> Exercise description: Go through the entries and count the lines with the string "Geist" in them. Give only that number.

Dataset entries
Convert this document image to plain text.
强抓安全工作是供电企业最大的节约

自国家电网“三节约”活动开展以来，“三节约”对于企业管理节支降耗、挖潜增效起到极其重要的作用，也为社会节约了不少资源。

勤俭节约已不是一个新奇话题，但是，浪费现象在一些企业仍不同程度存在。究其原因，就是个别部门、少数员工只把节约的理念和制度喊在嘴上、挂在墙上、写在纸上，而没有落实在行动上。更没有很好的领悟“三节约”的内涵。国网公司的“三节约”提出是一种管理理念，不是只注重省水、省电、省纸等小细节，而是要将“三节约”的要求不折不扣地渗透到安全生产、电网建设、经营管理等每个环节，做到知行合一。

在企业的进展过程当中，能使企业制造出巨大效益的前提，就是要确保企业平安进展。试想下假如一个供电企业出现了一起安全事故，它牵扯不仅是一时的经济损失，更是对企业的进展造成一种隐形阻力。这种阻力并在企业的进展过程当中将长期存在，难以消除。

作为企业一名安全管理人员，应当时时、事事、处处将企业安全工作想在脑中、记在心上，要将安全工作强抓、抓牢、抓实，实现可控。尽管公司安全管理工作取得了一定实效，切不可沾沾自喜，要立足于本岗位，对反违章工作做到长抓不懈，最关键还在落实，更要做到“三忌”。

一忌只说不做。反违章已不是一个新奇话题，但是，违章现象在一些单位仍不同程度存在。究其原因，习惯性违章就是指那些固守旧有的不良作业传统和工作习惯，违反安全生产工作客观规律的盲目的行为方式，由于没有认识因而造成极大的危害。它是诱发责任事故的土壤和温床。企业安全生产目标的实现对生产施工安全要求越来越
---
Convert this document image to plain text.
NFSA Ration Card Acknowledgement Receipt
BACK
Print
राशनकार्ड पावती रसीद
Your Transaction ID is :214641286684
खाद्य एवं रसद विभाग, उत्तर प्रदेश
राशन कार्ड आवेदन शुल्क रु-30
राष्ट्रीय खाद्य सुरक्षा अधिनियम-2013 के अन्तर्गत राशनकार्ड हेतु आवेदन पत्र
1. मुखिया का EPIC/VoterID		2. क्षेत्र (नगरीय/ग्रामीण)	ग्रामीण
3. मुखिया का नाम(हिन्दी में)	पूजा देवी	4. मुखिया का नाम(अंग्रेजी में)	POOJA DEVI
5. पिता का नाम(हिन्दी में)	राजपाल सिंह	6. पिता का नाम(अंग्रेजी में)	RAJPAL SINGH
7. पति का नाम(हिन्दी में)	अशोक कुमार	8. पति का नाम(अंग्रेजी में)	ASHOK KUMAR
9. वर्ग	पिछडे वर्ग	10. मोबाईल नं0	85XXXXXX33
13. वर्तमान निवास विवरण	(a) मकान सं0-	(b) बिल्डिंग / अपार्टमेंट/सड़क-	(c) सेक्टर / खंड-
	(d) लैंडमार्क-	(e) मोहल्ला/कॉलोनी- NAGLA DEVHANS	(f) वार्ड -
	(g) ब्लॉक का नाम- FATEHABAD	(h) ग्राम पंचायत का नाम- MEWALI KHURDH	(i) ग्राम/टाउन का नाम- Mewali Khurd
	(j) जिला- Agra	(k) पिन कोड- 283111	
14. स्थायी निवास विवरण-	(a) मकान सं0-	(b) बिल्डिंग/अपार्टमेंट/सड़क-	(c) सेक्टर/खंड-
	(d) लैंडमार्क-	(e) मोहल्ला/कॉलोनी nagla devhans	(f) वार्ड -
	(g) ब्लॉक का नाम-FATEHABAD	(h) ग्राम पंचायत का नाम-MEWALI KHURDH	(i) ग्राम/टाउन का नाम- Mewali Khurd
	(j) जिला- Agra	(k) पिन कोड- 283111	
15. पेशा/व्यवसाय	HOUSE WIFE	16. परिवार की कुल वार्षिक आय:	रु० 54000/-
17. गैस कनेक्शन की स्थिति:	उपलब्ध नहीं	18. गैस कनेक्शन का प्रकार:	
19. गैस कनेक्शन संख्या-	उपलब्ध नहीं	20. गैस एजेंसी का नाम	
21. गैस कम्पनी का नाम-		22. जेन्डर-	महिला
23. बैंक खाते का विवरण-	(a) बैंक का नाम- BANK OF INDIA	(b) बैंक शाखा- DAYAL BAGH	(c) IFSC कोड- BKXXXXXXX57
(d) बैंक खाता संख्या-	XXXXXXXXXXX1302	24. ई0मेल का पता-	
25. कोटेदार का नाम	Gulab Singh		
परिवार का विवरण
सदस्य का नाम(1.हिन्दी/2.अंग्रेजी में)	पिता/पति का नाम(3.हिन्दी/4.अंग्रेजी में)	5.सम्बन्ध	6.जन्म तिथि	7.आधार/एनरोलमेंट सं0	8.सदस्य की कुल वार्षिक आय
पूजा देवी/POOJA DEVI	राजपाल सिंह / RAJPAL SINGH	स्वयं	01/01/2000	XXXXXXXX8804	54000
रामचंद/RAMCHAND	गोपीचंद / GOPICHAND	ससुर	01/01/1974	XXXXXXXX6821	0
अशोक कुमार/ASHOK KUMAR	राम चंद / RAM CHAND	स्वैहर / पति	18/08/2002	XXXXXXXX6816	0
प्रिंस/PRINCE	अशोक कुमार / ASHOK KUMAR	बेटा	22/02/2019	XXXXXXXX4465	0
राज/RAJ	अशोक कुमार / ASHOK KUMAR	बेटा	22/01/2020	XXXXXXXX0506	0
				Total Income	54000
---
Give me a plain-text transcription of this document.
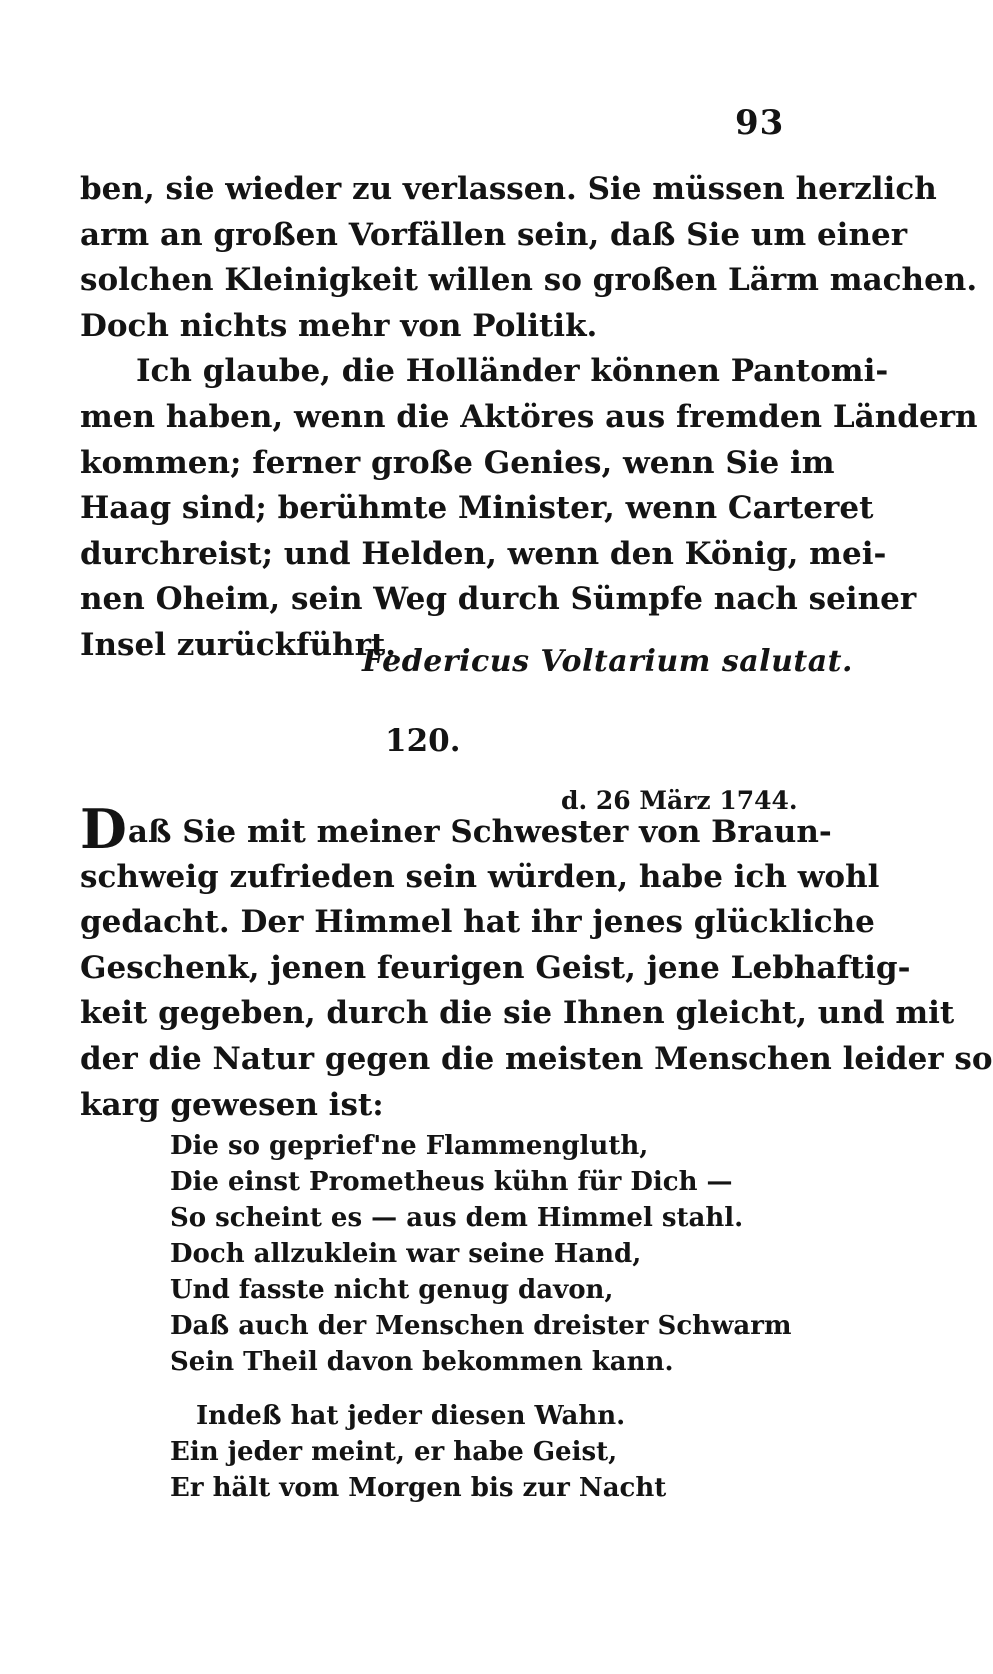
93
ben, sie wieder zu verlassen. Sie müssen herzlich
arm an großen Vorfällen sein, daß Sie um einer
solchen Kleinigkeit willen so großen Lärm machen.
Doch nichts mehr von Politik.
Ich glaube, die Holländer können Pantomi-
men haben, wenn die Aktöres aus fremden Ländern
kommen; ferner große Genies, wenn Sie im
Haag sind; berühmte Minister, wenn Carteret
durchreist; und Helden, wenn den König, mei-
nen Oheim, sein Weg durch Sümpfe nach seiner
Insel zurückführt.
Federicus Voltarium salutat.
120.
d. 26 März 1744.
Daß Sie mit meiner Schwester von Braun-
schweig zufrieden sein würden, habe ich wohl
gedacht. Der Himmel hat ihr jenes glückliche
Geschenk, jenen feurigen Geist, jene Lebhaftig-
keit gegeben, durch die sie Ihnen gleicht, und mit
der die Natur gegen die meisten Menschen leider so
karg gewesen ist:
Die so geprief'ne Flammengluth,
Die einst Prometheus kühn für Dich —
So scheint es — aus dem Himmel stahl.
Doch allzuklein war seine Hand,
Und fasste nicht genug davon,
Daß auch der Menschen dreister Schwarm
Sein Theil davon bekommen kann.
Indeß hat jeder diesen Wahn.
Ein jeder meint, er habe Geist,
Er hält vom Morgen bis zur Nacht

> Solution to the problem: 2